_Provided records_:

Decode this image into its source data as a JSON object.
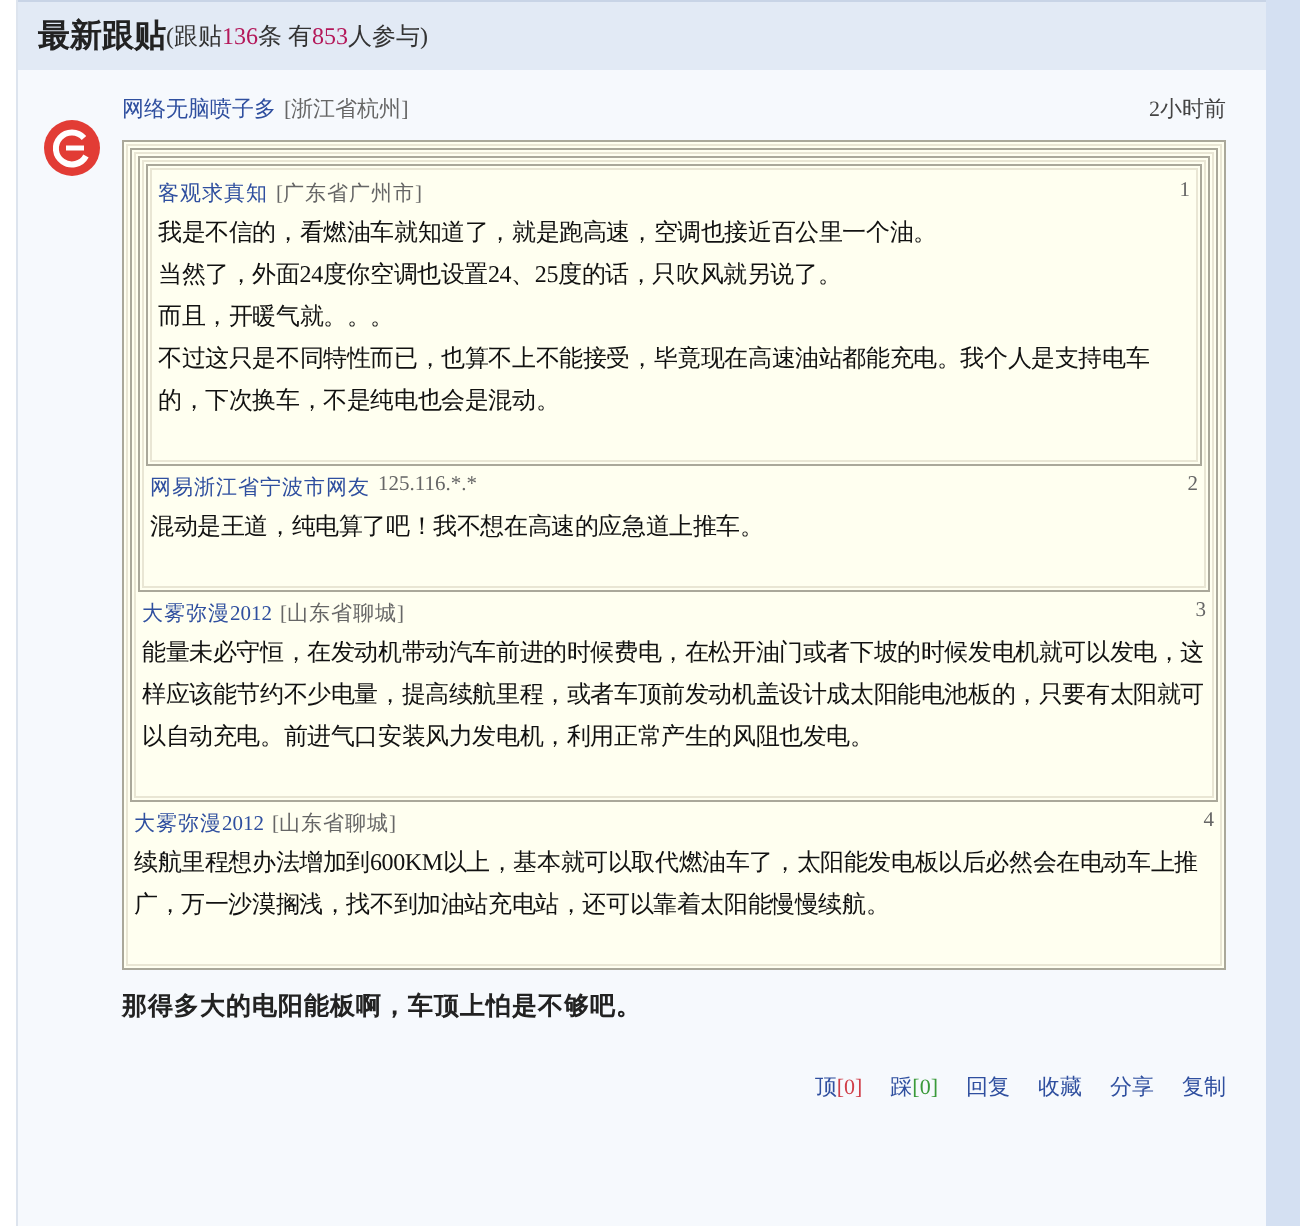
{
  "section": {
    "title": "最新跟贴",
    "summary_prefix": "(跟贴",
    "post_count": "136",
    "summary_middle": "条 有",
    "participant_count": "853",
    "summary_suffix": "人参与)"
  },
  "post": {
    "author": "网络无脑喷子多",
    "location": "[浙江省杭州]",
    "time": "2小时前",
    "quote": {
      "author": "大雾弥漫2012",
      "location": "[山东省聊城]",
      "floor": "4",
      "lines": [
        "续航里程想办法增加到600KM以上，基本就可以取代燃油车了，太阳能发电板以后必然会在电动车上推广，万一沙漠搁浅，找不到加油站充电站，还可以靠着太阳能慢慢续航。"
      ],
      "quote": {
        "author": "大雾弥漫2012",
        "location": "[山东省聊城]",
        "floor": "3",
        "lines": [
          "能量未必守恒，在发动机带动汽车前进的时候费电，在松开油门或者下坡的时候发电机就可以发电，这样应该能节约不少电量，提高续航里程，或者车顶前发动机盖设计成太阳能电池板的，只要有太阳就可以自动充电。前进气口安装风力发电机，利用正常产生的风阻也发电。"
        ],
        "quote": {
          "author": "网易浙江省宁波市网友",
          "location": "125.116.*.*",
          "floor": "2",
          "lines": [
            "混动是王道，纯电算了吧！我不想在高速的应急道上推车。"
          ],
          "quote": {
            "author": "客观求真知",
            "location": "[广东省广州市]",
            "floor": "1",
            "lines": [
              "我是不信的，看燃油车就知道了，就是跑高速，空调也接近百公里一个油。",
              "当然了，外面24度你空调也设置24、25度的话，只吹风就另说了。",
              "而且，开暖气就。。。",
              "不过这只是不同特性而已，也算不上不能接受，毕竟现在高速油站都能充电。我个人是支持电车的，下次换车，不是纯电也会是混动。"
            ]
          }
        }
      }
    },
    "text": "那得多大的电阳能板啊，车顶上怕是不够吧。",
    "actions": [
      {
        "label": "顶",
        "count": "[0]",
        "kind": "up"
      },
      {
        "label": "踩",
        "count": "[0]",
        "kind": "down"
      },
      {
        "label": "回复"
      },
      {
        "label": "收藏"
      },
      {
        "label": "分享"
      },
      {
        "label": "复制"
      }
    ]
  }
}
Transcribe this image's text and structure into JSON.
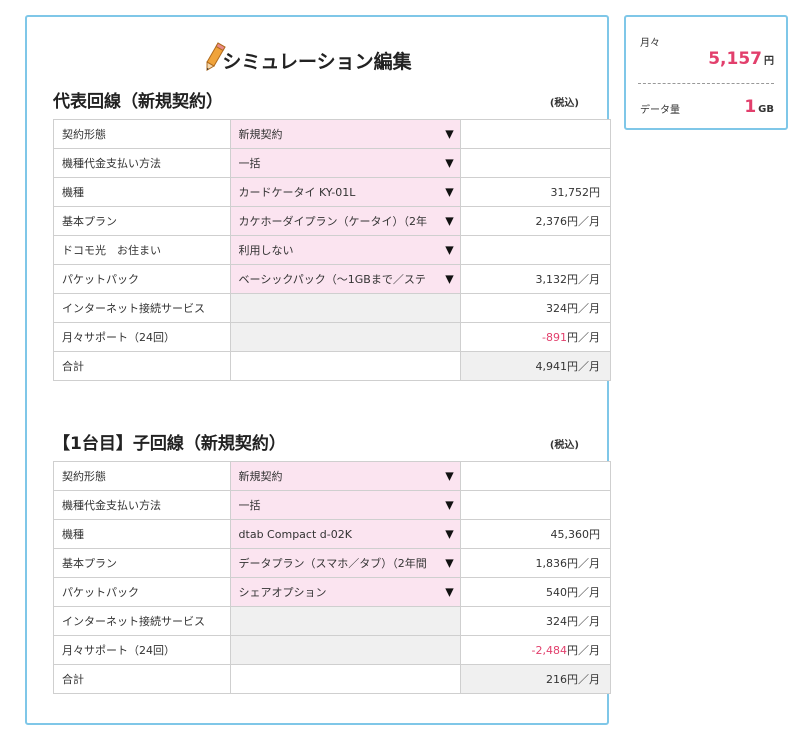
{
  "page_title": "シミュレーション編集",
  "summary": {
    "monthly_label": "月々",
    "monthly_value": "5,157",
    "monthly_unit": "円",
    "data_label": "データ量",
    "data_value": "1",
    "data_unit": "GB"
  },
  "sections": [
    {
      "title": "代表回線（新規契約）",
      "tax_note": "(税込)",
      "rows": [
        {
          "label": "契約形態",
          "select": "新規契約",
          "amount": "",
          "unit": ""
        },
        {
          "label": "機種代金支払い方法",
          "select": "一括",
          "amount": "",
          "unit": ""
        },
        {
          "label": "機種",
          "select": "カードケータイ KY-01L",
          "amount": "31,752",
          "unit": "円"
        },
        {
          "label": "基本プラン",
          "select": "カケホーダイプラン（ケータイ）（2年",
          "amount": "2,376",
          "unit": "円／月"
        },
        {
          "label": "ドコモ光　お住まい",
          "select": "利用しない",
          "amount": "",
          "unit": ""
        },
        {
          "label": "パケットパック",
          "select": "ベーシックパック（〜1GBまで／ステ",
          "amount": "3,132",
          "unit": "円／月"
        },
        {
          "label": "インターネット接続サービス",
          "select": "",
          "amount": "324",
          "unit": "円／月"
        },
        {
          "label": "月々サポート（24回）",
          "select": "",
          "amount": "-891",
          "unit": "円／月"
        },
        {
          "label": "合計",
          "select": "",
          "amount": "4,941",
          "unit": "円／月"
        }
      ]
    },
    {
      "title": "【1台目】子回線（新規契約）",
      "tax_note": "(税込)",
      "rows": [
        {
          "label": "契約形態",
          "select": "新規契約",
          "amount": "",
          "unit": ""
        },
        {
          "label": "機種代金支払い方法",
          "select": "一括",
          "amount": "",
          "unit": ""
        },
        {
          "label": "機種",
          "select": "dtab Compact d-02K",
          "amount": "45,360",
          "unit": "円"
        },
        {
          "label": "基本プラン",
          "select": "データプラン（スマホ／タブ）（2年間",
          "amount": "1,836",
          "unit": "円／月"
        },
        {
          "label": "パケットパック",
          "select": "シェアオプション",
          "amount": "540",
          "unit": "円／月"
        },
        {
          "label": "インターネット接続サービス",
          "select": "",
          "amount": "324",
          "unit": "円／月"
        },
        {
          "label": "月々サポート（24回）",
          "select": "",
          "amount": "-2,484",
          "unit": "円／月"
        },
        {
          "label": "合計",
          "select": "",
          "amount": "216",
          "unit": "円／月"
        }
      ]
    }
  ],
  "colors": {
    "accent": "#7fc7e8",
    "negative": "#e23f6c",
    "select_bg": "#fbe4f0"
  }
}
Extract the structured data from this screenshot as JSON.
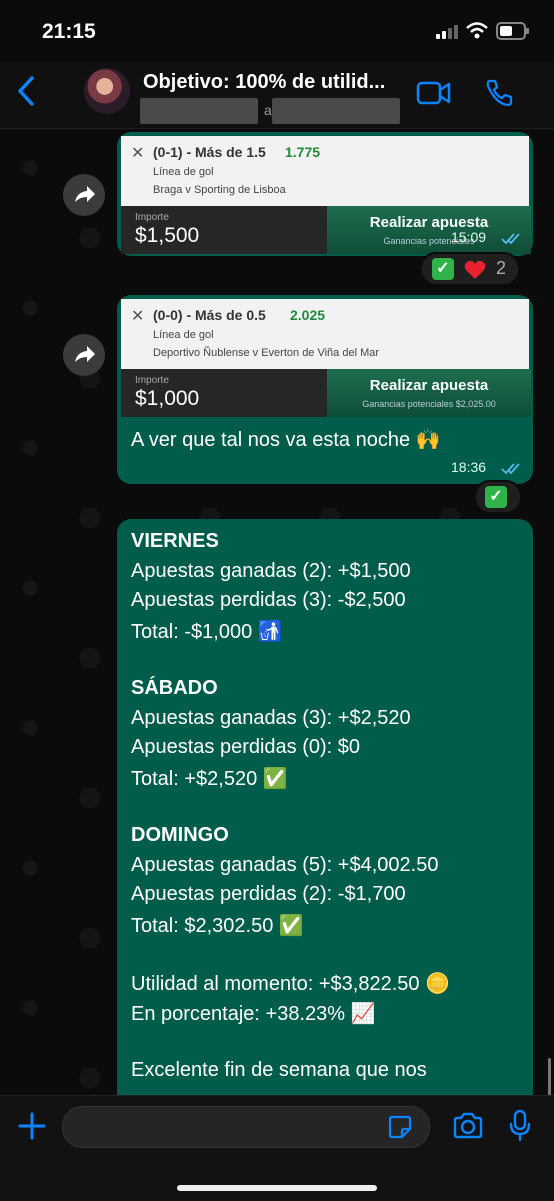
{
  "status": {
    "time": "21:15"
  },
  "header": {
    "title": "Objetivo: 100% de utilid...",
    "subtitle_fragment": "a"
  },
  "bets": [
    {
      "market": "(0-1) - Más de 1.5",
      "odds": "1.775",
      "type": "Línea de gol",
      "match": "Braga v Sporting de Lisboa",
      "importe_label": "Importe",
      "importe": "$1,500",
      "place_label": "Realizar apuesta",
      "potential": "Ganancias potenciales",
      "time": "15:09"
    },
    {
      "market": "(0-0) - Más de 0.5",
      "odds": "2.025",
      "type": "Línea de gol",
      "match": "Deportivo Ñublense v Everton de Viña del Mar",
      "importe_label": "Importe",
      "importe": "$1,000",
      "place_label": "Realizar apuesta",
      "potential": "Ganancias potenciales $2,025.00",
      "caption": "A ver que tal nos va esta noche 🙌",
      "time": "18:36"
    }
  ],
  "reactions": {
    "first_count": "2"
  },
  "summary": {
    "lines": [
      "VIERNES",
      "Apuestas ganadas (2): +$1,500",
      "Apuestas perdidas (3): -$2,500",
      "Total: -$1,000 🚮",
      "SÁBADO",
      "Apuestas ganadas (3): +$2,520",
      "Apuestas perdidas (0): $0",
      "Total: +$2,520 ✅",
      "DOMINGO",
      "Apuestas ganadas (5): +$4,002.50",
      "Apuestas perdidas (2): -$1,700",
      "Total: $2,302.50 ✅",
      "Utilidad al momento: +$3,822.50 🪙",
      "En porcentaje: +38.23% 📈",
      "Excelente fin de semana que nos"
    ]
  },
  "colors": {
    "bubble": "#005c4b",
    "accent": "#0a84ff",
    "odds": "#1f8a3a"
  }
}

_What you are asked to do_: Transcribe all the data word for word; the images stay out.

_Exercise answer_:
Decode this image into its source data as a JSON object.
{
  "section": {
    "title": "最新跟贴",
    "summary_prefix": "(跟贴",
    "post_count": "136",
    "summary_middle": "条 有",
    "participant_count": "853",
    "summary_suffix": "人参与)"
  },
  "post": {
    "author": "网络无脑喷子多",
    "location": "[浙江省杭州]",
    "time": "2小时前",
    "quote": {
      "author": "大雾弥漫2012",
      "location": "[山东省聊城]",
      "floor": "4",
      "lines": [
        "续航里程想办法增加到600KM以上，基本就可以取代燃油车了，太阳能发电板以后必然会在电动车上推广，万一沙漠搁浅，找不到加油站充电站，还可以靠着太阳能慢慢续航。"
      ],
      "quote": {
        "author": "大雾弥漫2012",
        "location": "[山东省聊城]",
        "floor": "3",
        "lines": [
          "能量未必守恒，在发动机带动汽车前进的时候费电，在松开油门或者下坡的时候发电机就可以发电，这样应该能节约不少电量，提高续航里程，或者车顶前发动机盖设计成太阳能电池板的，只要有太阳就可以自动充电。前进气口安装风力发电机，利用正常产生的风阻也发电。"
        ],
        "quote": {
          "author": "网易浙江省宁波市网友",
          "location": "125.116.*.*",
          "floor": "2",
          "lines": [
            "混动是王道，纯电算了吧！我不想在高速的应急道上推车。"
          ],
          "quote": {
            "author": "客观求真知",
            "location": "[广东省广州市]",
            "floor": "1",
            "lines": [
              "我是不信的，看燃油车就知道了，就是跑高速，空调也接近百公里一个油。",
              "当然了，外面24度你空调也设置24、25度的话，只吹风就另说了。",
              "而且，开暖气就。。。",
              "不过这只是不同特性而已，也算不上不能接受，毕竟现在高速油站都能充电。我个人是支持电车的，下次换车，不是纯电也会是混动。"
            ]
          }
        }
      }
    },
    "text": "那得多大的电阳能板啊，车顶上怕是不够吧。",
    "actions": [
      {
        "label": "顶",
        "count": "[0]",
        "kind": "up"
      },
      {
        "label": "踩",
        "count": "[0]",
        "kind": "down"
      },
      {
        "label": "回复"
      },
      {
        "label": "收藏"
      },
      {
        "label": "分享"
      },
      {
        "label": "复制"
      }
    ]
  }
}
Transcribe this image's text and structure into JSON.
{
  "page_title": "シミュレーション編集",
  "summary": {
    "monthly_label": "月々",
    "monthly_value": "5,157",
    "monthly_unit": "円",
    "data_label": "データ量",
    "data_value": "1",
    "data_unit": "GB"
  },
  "sections": [
    {
      "title": "代表回線（新規契約）",
      "tax_note": "(税込)",
      "rows": [
        {
          "label": "契約形態",
          "select": "新規契約",
          "amount": "",
          "unit": ""
        },
        {
          "label": "機種代金支払い方法",
          "select": "一括",
          "amount": "",
          "unit": ""
        },
        {
          "label": "機種",
          "select": "カードケータイ KY-01L",
          "amount": "31,752",
          "unit": "円"
        },
        {
          "label": "基本プラン",
          "select": "カケホーダイプラン（ケータイ）（2年",
          "amount": "2,376",
          "unit": "円／月"
        },
        {
          "label": "ドコモ光　お住まい",
          "select": "利用しない",
          "amount": "",
          "unit": ""
        },
        {
          "label": "パケットパック",
          "select": "ベーシックパック（〜1GBまで／ステ",
          "amount": "3,132",
          "unit": "円／月"
        },
        {
          "label": "インターネット接続サービス",
          "select": "",
          "amount": "324",
          "unit": "円／月"
        },
        {
          "label": "月々サポート（24回）",
          "select": "",
          "amount": "-891",
          "unit": "円／月"
        },
        {
          "label": "合計",
          "select": "",
          "amount": "4,941",
          "unit": "円／月"
        }
      ]
    },
    {
      "title": "【1台目】子回線（新規契約）",
      "tax_note": "(税込)",
      "rows": [
        {
          "label": "契約形態",
          "select": "新規契約",
          "amount": "",
          "unit": ""
        },
        {
          "label": "機種代金支払い方法",
          "select": "一括",
          "amount": "",
          "unit": ""
        },
        {
          "label": "機種",
          "select": "dtab Compact d-02K",
          "amount": "45,360",
          "unit": "円"
        },
        {
          "label": "基本プラン",
          "select": "データプラン（スマホ／タブ）（2年間",
          "amount": "1,836",
          "unit": "円／月"
        },
        {
          "label": "パケットパック",
          "select": "シェアオプション",
          "amount": "540",
          "unit": "円／月"
        },
        {
          "label": "インターネット接続サービス",
          "select": "",
          "amount": "324",
          "unit": "円／月"
        },
        {
          "label": "月々サポート（24回）",
          "select": "",
          "amount": "-2,484",
          "unit": "円／月"
        },
        {
          "label": "合計",
          "select": "",
          "amount": "216",
          "unit": "円／月"
        }
      ]
    }
  ],
  "colors": {
    "accent": "#7fc7e8",
    "negative": "#e23f6c",
    "select_bg": "#fbe4f0"
  }
}
Extract the structured data from this screenshot as JSON.
{
  "status": {
    "time": "21:15"
  },
  "header": {
    "title": "Objetivo: 100% de utilid...",
    "subtitle_fragment": "a"
  },
  "bets": [
    {
      "market": "(0-1) - Más de 1.5",
      "odds": "1.775",
      "type": "Línea de gol",
      "match": "Braga v Sporting de Lisboa",
      "importe_label": "Importe",
      "importe": "$1,500",
      "place_label": "Realizar apuesta",
      "potential": "Ganancias potenciales",
      "time": "15:09"
    },
    {
      "market": "(0-0) - Más de 0.5",
      "odds": "2.025",
      "type": "Línea de gol",
      "match": "Deportivo Ñublense v Everton de Viña del Mar",
      "importe_label": "Importe",
      "importe": "$1,000",
      "place_label": "Realizar apuesta",
      "potential": "Ganancias potenciales $2,025.00",
      "caption": "A ver que tal nos va esta noche 🙌",
      "time": "18:36"
    }
  ],
  "reactions": {
    "first_count": "2"
  },
  "summary": {
    "lines": [
      "VIERNES",
      "Apuestas ganadas (2): +$1,500",
      "Apuestas perdidas (3): -$2,500",
      "Total: -$1,000 🚮",
      "SÁBADO",
      "Apuestas ganadas (3): +$2,520",
      "Apuestas perdidas (0): $0",
      "Total: +$2,520 ✅",
      "DOMINGO",
      "Apuestas ganadas (5): +$4,002.50",
      "Apuestas perdidas (2): -$1,700",
      "Total: $2,302.50 ✅",
      "Utilidad al momento: +$3,822.50 🪙",
      "En porcentaje: +38.23% 📈",
      "Excelente fin de semana que nos"
    ]
  },
  "colors": {
    "bubble": "#005c4b",
    "accent": "#0a84ff",
    "odds": "#1f8a3a"
  }
}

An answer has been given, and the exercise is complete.